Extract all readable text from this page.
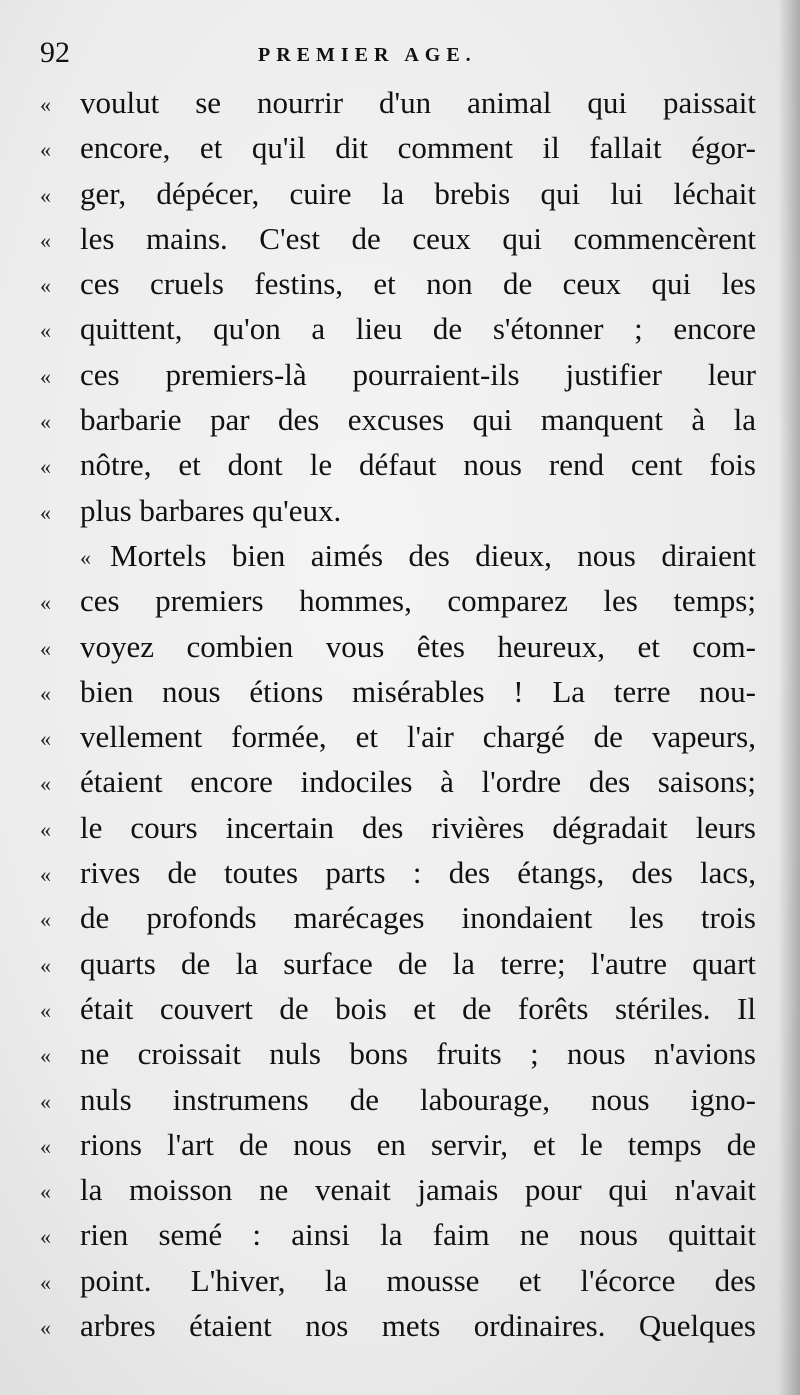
92	PREMIER AGE.
« voulut se nourrir d'un animal qui paissait
« encore, et qu'il dit comment il fallait égor-
« ger, dépécer, cuire la brebis qui lui léchait
« les mains. C'est de ceux qui commencèrent
« ces cruels festins, et non de ceux qui les
« quittent, qu'on a lieu de s'étonner ; encore
« ces premiers-là pourraient-ils justifier leur
« barbarie par des excuses qui manquent à la
« nôtre, et dont le défaut nous rend cent fois
« plus barbares qu'eux.
« Mortels bien aimés des dieux, nous diraient
« ces premiers hommes, comparez les temps;
« voyez combien vous êtes heureux, et com-
« bien nous étions misérables ! La terre nou-
« vellement formée, et l'air chargé de vapeurs,
« étaient encore indociles à l'ordre des saisons;
« le cours incertain des rivières dégradait leurs
« rives de toutes parts : des étangs, des lacs,
« de profonds marécages inondaient les trois
« quarts de la surface de la terre; l'autre quart
« était couvert de bois et de forêts stériles. Il
« ne croissait nuls bons fruits ; nous n'avions
« nuls instrumens de labourage, nous igno-
« rions l'art de nous en servir, et le temps de
« la moisson ne venait jamais pour qui n'avait
« rien semé : ainsi la faim ne nous quittait
« point. L'hiver, la mousse et l'écorce des
« arbres étaient nos mets ordinaires. Quelques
-------------------------
• _What is required_
Quote every entry exactly, with the pictures omitted.

• _Solution to this exercise_
Extract all readable text from this page.
92	PREMIER AGE.
« voulut se nourrir d'un animal qui paissait
« encore, et qu'il dit comment il fallait égor-
« ger, dépécer, cuire la brebis qui lui léchait
« les mains. C'est de ceux qui commencèrent
« ces cruels festins, et non de ceux qui les
« quittent, qu'on a lieu de s'étonner ; encore
« ces premiers-là pourraient-ils justifier leur
« barbarie par des excuses qui manquent à la
« nôtre, et dont le défaut nous rend cent fois
« plus barbares qu'eux.
« Mortels bien aimés des dieux, nous diraient
« ces premiers hommes, comparez les temps;
« voyez combien vous êtes heureux, et com-
« bien nous étions misérables ! La terre nou-
« vellement formée, et l'air chargé de vapeurs,
« étaient encore indociles à l'ordre des saisons;
« le cours incertain des rivières dégradait leurs
« rives de toutes parts : des étangs, des lacs,
« de profonds marécages inondaient les trois
« quarts de la surface de la terre; l'autre quart
« était couvert de bois et de forêts stériles. Il
« ne croissait nuls bons fruits ; nous n'avions
« nuls instrumens de labourage, nous igno-
« rions l'art de nous en servir, et le temps de
« la moisson ne venait jamais pour qui n'avait
« rien semé : ainsi la faim ne nous quittait
« point. L'hiver, la mousse et l'écorce des
« arbres étaient nos mets ordinaires. Quelques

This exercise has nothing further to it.